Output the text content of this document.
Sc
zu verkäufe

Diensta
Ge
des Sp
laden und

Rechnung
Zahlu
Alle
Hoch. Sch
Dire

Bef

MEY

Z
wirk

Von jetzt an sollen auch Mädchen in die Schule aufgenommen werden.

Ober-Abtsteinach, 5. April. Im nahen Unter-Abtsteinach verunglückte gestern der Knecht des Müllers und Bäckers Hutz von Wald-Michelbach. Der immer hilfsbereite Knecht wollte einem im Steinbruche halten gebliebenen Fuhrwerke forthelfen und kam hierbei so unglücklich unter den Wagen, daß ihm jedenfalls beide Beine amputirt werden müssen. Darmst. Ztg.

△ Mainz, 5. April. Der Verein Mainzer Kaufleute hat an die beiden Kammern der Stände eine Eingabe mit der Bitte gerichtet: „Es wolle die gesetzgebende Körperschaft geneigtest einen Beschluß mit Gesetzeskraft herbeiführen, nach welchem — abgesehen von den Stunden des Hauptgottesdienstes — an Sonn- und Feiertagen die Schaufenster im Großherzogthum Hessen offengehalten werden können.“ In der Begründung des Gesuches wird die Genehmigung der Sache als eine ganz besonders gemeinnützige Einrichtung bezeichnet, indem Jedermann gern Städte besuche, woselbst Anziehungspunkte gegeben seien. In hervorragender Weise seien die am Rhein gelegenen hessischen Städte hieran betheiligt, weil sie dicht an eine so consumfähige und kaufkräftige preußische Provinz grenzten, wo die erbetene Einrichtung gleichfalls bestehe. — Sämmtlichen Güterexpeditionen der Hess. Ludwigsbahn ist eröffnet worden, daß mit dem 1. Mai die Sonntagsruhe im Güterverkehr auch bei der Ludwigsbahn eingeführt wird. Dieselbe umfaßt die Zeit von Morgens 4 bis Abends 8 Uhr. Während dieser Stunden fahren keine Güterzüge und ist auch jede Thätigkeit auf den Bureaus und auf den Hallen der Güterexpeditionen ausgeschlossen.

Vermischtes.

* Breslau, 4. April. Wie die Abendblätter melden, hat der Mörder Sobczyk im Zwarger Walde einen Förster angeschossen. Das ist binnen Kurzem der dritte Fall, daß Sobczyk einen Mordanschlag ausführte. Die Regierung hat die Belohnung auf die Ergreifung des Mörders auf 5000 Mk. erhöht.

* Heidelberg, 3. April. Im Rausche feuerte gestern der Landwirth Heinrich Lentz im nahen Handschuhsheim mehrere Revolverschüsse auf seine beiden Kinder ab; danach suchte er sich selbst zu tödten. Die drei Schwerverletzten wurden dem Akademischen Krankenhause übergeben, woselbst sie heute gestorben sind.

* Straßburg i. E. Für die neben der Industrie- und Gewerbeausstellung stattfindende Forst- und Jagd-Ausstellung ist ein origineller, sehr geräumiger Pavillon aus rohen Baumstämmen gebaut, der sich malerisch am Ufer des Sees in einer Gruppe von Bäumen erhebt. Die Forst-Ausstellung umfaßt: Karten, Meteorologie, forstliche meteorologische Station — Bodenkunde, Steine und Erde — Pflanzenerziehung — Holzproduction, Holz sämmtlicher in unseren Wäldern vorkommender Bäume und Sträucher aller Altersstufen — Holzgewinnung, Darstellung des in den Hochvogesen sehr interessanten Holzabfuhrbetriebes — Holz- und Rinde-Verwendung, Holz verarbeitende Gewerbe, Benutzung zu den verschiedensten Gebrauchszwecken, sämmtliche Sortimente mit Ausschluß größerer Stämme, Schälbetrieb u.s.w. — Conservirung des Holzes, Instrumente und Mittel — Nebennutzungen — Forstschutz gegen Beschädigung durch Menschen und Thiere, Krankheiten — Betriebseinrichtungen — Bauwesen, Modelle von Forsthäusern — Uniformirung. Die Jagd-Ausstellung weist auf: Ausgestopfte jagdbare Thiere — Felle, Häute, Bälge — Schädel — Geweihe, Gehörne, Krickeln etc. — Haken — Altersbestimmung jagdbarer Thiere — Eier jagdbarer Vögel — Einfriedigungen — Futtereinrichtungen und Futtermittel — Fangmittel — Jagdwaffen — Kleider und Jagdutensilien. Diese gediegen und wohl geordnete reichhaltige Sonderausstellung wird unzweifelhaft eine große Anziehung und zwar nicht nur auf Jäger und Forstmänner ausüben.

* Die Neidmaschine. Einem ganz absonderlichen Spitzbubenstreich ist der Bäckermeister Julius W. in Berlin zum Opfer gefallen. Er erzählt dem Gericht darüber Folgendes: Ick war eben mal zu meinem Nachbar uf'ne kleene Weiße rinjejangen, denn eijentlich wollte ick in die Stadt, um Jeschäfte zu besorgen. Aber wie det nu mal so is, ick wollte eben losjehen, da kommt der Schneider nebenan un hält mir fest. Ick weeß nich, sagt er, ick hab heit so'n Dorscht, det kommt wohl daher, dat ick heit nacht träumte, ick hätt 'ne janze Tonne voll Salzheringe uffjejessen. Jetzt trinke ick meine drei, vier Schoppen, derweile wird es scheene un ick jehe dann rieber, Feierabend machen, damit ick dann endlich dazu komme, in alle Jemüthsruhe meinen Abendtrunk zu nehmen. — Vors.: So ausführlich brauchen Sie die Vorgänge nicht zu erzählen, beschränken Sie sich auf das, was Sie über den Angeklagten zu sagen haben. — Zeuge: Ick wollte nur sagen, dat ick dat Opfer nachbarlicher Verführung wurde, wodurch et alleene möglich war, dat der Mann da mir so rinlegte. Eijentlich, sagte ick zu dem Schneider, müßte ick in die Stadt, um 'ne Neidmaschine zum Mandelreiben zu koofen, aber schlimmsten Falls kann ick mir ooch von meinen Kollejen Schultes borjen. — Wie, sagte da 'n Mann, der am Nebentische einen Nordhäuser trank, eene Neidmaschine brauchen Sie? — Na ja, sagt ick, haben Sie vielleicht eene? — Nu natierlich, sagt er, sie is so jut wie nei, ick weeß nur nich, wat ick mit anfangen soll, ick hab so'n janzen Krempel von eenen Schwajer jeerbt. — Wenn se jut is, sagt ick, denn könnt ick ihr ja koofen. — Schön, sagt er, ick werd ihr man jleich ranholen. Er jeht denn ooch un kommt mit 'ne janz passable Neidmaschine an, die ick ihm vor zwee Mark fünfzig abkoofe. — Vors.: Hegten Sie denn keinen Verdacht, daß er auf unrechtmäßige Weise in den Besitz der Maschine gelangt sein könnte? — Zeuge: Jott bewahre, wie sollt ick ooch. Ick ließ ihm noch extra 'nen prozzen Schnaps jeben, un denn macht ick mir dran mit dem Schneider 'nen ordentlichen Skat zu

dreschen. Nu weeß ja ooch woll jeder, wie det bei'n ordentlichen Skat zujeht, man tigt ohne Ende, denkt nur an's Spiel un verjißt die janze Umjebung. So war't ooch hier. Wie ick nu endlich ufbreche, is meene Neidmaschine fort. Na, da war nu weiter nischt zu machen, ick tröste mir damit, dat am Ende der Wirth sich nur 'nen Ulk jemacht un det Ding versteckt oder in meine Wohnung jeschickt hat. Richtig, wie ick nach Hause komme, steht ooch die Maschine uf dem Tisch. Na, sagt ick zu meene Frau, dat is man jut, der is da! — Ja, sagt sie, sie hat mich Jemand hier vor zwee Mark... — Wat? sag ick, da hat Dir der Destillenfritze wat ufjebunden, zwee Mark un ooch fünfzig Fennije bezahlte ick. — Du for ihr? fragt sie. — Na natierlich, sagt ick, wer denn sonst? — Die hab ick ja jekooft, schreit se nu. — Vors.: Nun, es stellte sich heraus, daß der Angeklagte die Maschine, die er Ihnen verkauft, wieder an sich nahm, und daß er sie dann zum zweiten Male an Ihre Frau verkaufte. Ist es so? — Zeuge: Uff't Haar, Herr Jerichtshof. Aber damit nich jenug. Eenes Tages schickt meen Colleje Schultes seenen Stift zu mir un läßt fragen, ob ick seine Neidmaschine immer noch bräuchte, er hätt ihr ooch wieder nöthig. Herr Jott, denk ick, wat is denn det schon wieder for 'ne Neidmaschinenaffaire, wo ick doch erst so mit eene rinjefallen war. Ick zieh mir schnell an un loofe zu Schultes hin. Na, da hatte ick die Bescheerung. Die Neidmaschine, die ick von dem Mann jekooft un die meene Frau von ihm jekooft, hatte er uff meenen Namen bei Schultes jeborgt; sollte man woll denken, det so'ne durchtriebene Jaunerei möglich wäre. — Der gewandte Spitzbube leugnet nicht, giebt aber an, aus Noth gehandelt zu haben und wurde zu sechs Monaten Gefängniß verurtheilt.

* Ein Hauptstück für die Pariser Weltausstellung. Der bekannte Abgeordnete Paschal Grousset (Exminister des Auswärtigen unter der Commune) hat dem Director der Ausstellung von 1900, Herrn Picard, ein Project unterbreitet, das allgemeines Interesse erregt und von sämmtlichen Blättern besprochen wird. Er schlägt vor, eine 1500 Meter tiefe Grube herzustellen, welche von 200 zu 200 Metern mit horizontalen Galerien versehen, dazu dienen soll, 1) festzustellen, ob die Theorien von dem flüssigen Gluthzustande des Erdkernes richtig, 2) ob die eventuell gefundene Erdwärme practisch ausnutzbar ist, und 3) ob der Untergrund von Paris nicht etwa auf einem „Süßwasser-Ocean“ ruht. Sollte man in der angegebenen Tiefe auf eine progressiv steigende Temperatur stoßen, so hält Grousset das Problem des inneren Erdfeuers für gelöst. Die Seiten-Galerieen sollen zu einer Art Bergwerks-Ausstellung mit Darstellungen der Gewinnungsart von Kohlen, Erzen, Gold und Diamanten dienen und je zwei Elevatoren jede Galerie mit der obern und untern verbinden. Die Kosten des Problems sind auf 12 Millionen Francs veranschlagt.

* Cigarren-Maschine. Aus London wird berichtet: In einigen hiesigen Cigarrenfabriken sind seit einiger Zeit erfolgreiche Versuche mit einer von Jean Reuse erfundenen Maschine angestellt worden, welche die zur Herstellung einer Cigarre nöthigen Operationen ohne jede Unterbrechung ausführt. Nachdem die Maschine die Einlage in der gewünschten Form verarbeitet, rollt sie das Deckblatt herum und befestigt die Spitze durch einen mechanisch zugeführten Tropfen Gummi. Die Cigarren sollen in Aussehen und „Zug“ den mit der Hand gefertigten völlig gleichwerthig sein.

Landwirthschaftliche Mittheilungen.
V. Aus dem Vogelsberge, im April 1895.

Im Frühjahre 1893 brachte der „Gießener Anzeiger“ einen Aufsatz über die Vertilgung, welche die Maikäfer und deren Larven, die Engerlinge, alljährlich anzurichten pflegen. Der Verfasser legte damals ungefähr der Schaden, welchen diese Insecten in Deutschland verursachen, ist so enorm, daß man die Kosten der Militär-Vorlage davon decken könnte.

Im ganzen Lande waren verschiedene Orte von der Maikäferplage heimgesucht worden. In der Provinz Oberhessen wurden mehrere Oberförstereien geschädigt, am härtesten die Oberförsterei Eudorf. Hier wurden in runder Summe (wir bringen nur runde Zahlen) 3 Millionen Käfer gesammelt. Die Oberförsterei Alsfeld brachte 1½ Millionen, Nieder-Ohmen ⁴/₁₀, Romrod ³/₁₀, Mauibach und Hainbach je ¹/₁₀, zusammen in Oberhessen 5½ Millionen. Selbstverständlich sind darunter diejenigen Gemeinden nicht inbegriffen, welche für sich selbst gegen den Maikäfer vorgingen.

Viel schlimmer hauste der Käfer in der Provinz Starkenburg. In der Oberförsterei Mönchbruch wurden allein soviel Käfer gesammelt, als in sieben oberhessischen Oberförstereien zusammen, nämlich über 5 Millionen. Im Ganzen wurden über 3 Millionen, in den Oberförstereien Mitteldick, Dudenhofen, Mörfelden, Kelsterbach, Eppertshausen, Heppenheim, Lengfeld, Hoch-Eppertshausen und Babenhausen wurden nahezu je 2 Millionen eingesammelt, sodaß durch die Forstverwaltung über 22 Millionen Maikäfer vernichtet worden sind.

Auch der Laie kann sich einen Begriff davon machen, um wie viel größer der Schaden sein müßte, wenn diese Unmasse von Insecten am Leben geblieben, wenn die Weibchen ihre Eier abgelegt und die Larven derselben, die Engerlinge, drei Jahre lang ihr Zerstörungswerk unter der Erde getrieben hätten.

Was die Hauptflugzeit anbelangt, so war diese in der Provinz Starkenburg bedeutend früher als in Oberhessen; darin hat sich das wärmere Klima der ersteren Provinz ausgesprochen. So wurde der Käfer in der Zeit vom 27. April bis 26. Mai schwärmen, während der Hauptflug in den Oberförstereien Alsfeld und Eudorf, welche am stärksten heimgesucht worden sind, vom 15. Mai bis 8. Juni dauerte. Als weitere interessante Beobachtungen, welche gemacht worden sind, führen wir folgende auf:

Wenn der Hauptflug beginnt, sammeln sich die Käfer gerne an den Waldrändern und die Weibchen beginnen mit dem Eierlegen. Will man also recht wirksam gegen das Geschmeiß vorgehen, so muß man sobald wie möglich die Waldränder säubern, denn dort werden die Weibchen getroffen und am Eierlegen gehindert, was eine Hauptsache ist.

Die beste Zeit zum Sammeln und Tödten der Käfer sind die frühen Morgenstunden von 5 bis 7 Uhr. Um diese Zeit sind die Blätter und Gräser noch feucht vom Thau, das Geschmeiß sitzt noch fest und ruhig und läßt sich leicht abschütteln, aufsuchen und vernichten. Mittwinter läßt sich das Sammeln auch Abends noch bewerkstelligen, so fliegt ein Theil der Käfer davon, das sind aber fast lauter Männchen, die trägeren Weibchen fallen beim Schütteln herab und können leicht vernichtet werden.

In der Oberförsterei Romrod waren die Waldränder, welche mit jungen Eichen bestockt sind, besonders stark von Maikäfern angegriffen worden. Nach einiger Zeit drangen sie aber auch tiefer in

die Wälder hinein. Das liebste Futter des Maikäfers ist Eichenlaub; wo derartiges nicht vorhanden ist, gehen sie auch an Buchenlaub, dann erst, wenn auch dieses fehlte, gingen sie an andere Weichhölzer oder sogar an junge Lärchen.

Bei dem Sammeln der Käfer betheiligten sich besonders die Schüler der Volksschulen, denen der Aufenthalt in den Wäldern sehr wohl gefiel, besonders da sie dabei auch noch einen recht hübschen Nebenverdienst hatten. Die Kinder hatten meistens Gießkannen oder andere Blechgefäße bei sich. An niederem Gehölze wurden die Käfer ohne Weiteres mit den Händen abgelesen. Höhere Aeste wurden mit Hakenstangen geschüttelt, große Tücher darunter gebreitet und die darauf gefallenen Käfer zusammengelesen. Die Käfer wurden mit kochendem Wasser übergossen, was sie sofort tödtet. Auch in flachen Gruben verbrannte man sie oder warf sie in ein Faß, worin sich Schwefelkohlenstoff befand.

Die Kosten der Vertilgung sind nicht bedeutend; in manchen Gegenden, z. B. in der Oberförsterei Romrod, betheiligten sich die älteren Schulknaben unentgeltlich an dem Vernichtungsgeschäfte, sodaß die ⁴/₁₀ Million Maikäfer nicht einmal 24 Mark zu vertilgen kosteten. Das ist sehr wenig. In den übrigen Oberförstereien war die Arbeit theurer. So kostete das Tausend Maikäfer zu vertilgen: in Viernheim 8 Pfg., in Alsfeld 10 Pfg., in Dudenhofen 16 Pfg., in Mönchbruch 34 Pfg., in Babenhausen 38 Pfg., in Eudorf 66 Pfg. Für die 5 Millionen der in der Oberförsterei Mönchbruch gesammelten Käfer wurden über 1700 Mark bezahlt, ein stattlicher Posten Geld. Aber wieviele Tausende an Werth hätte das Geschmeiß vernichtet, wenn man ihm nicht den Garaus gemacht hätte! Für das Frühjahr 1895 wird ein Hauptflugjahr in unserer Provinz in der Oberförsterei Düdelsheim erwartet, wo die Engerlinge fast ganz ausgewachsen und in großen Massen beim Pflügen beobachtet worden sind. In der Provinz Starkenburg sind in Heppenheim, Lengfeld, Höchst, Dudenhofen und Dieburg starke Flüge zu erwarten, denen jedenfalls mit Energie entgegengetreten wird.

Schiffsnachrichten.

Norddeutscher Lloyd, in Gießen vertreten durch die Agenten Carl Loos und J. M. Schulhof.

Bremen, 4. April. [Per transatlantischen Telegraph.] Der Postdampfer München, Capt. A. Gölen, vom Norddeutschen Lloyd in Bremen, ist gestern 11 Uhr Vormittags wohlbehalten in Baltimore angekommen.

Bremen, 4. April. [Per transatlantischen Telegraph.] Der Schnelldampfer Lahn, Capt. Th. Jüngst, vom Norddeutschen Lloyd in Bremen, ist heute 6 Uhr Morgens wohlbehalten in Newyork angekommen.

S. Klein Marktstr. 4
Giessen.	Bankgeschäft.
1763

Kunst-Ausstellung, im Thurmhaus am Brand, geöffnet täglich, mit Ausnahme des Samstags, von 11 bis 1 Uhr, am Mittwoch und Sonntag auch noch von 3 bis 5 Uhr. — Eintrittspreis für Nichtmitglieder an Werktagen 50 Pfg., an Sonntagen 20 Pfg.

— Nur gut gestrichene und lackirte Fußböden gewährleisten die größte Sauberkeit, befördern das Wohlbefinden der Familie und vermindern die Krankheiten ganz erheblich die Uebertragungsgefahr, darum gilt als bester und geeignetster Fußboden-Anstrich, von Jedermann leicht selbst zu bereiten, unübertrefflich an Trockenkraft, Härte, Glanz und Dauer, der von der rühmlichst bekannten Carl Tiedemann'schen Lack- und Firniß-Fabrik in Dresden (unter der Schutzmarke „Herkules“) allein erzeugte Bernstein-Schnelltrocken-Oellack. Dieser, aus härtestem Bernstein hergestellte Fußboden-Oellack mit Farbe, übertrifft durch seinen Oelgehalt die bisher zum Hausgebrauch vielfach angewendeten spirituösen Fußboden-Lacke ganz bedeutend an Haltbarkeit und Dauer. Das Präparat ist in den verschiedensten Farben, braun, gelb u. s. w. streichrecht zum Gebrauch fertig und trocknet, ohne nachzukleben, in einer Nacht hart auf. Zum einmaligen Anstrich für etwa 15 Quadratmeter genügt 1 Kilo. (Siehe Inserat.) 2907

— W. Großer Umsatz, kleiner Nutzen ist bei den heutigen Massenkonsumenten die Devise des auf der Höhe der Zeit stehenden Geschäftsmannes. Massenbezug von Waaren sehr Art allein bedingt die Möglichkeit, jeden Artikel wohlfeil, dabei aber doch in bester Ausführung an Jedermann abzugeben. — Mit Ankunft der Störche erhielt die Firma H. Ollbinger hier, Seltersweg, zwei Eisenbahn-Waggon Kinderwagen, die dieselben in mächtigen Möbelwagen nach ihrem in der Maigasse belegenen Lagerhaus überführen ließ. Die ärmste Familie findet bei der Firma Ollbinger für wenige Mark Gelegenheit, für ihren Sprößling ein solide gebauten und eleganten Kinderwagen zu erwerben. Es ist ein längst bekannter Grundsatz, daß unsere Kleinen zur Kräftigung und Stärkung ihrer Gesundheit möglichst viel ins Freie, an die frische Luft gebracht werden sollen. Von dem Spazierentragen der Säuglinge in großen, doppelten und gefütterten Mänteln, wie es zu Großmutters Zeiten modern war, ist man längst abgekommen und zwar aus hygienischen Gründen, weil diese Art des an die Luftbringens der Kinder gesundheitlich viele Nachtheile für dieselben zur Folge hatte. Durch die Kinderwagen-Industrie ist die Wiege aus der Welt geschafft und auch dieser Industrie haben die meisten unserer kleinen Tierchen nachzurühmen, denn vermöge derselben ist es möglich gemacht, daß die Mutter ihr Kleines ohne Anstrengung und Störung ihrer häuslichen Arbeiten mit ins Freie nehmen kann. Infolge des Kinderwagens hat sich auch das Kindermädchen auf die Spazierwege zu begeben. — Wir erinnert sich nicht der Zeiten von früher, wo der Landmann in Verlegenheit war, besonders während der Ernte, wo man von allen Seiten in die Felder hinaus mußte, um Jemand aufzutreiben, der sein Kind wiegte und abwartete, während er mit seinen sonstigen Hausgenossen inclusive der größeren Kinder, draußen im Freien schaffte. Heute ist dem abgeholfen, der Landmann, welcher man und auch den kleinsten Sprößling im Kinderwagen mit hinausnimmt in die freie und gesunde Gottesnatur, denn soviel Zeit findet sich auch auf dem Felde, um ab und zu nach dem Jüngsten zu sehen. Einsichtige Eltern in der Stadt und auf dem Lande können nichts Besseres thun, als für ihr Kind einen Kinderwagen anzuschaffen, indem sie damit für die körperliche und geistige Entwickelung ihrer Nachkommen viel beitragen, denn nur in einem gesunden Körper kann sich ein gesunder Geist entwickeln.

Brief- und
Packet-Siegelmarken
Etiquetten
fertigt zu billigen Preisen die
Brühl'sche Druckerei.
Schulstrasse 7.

▸ **What you need to do**
Using the listing above, gather each line that holds the string "Telegraph" and copy it.

▸ **Answer space**
Bremen, 4. April. [Per transatlantischen Telegraph.] Der Postdampfer München, Capt. A. Gölen, vom Norddeutschen Lloyd in Bremen, ist gestern 11 Uhr Vormittags wohlbehalten in Baltimore angekommen.
Bremen, 4. April. [Per transatlantischen Telegraph.] Der Schnelldampfer Lahn, Capt. Th. Jüngst, vom Norddeutschen Lloyd in Bremen, ist heute 6 Uhr Morgens wohlbehalten in Newyork angekommen.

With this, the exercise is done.